• **Given problem**
For the data that follows, report how many lines contain the word "than", and nothing else.

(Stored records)
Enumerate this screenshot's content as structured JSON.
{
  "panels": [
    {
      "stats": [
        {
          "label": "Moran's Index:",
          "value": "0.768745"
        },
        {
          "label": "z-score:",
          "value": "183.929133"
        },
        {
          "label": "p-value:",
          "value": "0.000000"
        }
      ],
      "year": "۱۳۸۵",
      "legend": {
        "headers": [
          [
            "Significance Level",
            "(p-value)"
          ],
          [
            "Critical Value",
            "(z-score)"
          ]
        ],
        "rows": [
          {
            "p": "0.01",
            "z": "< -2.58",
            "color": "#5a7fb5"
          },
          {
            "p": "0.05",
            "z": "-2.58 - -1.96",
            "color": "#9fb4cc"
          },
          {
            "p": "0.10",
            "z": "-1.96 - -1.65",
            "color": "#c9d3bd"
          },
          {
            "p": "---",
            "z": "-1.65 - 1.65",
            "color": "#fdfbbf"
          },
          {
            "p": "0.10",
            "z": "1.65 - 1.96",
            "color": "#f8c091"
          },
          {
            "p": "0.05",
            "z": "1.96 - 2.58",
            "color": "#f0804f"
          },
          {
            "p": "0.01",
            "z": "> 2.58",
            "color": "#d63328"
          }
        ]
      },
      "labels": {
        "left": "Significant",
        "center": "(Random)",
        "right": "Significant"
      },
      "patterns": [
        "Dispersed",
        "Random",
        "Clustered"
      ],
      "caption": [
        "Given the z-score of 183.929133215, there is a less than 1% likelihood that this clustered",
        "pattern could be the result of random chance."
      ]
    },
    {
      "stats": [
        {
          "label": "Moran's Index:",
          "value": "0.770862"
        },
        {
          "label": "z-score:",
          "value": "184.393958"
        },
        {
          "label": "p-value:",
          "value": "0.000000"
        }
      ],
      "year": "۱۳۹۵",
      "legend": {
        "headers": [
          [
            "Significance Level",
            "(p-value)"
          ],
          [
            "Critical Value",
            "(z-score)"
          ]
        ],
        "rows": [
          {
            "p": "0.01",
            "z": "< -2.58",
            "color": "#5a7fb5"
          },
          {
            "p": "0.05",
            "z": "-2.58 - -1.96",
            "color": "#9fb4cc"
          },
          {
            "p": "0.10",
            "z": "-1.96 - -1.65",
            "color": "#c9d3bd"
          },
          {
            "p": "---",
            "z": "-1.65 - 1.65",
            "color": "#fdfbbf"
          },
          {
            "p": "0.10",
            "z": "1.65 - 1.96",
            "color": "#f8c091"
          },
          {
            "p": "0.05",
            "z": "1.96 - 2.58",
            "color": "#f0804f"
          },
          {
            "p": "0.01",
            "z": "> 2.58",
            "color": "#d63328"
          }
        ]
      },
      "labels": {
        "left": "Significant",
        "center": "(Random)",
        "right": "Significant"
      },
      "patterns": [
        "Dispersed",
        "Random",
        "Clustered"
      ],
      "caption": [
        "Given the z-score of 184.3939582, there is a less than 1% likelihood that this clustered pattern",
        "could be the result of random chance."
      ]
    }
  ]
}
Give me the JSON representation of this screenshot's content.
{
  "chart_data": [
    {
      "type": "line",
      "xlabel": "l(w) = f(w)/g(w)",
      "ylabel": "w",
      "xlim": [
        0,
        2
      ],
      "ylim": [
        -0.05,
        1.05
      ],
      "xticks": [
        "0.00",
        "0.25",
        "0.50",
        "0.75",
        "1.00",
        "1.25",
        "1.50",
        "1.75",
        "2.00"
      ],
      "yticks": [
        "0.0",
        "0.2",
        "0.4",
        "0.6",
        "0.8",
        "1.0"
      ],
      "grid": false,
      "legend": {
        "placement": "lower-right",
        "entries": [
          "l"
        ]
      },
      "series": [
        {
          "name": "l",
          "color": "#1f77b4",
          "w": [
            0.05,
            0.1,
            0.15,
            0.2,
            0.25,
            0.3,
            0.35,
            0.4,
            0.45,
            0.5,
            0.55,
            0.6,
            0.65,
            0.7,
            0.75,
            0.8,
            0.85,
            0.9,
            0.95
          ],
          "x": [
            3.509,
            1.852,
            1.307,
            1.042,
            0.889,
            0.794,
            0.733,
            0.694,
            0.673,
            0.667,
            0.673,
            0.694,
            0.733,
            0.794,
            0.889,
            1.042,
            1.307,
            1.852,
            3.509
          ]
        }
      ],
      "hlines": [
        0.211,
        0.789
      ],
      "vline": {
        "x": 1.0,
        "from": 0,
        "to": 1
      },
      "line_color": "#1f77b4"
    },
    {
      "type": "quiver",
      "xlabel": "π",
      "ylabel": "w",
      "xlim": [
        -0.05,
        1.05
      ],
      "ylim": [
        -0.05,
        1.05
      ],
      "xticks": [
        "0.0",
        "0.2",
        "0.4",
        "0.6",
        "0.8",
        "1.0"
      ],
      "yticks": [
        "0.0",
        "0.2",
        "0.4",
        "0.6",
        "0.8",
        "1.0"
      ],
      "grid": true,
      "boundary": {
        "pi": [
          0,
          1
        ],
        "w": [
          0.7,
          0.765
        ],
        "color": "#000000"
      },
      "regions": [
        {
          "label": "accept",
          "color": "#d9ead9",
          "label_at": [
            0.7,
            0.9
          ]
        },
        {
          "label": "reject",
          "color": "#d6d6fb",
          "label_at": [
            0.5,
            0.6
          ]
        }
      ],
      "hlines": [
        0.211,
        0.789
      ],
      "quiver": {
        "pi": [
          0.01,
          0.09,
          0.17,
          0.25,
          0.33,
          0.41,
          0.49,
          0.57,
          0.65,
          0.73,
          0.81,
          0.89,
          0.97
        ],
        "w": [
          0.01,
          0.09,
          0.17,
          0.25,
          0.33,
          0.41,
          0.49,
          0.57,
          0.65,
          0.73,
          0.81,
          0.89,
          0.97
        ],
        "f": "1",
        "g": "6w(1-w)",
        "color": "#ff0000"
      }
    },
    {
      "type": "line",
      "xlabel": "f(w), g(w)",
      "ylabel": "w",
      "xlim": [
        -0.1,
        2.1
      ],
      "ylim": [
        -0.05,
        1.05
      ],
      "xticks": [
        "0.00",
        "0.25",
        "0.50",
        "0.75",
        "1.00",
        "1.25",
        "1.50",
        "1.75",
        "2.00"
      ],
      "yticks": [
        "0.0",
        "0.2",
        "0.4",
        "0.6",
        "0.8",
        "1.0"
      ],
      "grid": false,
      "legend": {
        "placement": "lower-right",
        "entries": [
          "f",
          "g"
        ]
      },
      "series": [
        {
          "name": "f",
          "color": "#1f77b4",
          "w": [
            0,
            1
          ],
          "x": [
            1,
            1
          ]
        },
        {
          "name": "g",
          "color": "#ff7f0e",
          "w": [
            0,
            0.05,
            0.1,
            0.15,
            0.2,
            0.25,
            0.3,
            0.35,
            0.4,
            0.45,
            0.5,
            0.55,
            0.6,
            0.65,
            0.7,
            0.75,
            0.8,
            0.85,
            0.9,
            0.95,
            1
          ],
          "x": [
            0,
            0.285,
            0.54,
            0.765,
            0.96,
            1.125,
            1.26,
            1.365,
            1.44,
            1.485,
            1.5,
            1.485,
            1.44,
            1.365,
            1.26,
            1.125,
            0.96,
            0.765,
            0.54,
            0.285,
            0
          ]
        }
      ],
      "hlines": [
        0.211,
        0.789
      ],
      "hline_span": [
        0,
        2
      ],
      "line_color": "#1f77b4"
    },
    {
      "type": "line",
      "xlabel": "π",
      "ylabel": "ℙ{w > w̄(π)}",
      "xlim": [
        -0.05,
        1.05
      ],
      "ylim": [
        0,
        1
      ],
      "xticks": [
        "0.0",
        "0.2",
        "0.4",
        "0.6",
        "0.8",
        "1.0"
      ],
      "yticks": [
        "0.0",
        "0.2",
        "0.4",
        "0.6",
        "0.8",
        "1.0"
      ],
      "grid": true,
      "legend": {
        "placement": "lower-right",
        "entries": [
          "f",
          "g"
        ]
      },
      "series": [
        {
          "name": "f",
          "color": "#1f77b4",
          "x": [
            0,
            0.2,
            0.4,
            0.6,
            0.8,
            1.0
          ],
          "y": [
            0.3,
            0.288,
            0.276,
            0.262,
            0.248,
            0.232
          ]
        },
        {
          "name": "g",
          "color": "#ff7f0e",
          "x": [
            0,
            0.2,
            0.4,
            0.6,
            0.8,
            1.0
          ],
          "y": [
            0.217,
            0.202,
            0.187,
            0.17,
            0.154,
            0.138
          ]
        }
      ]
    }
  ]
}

• **Result of this task**
2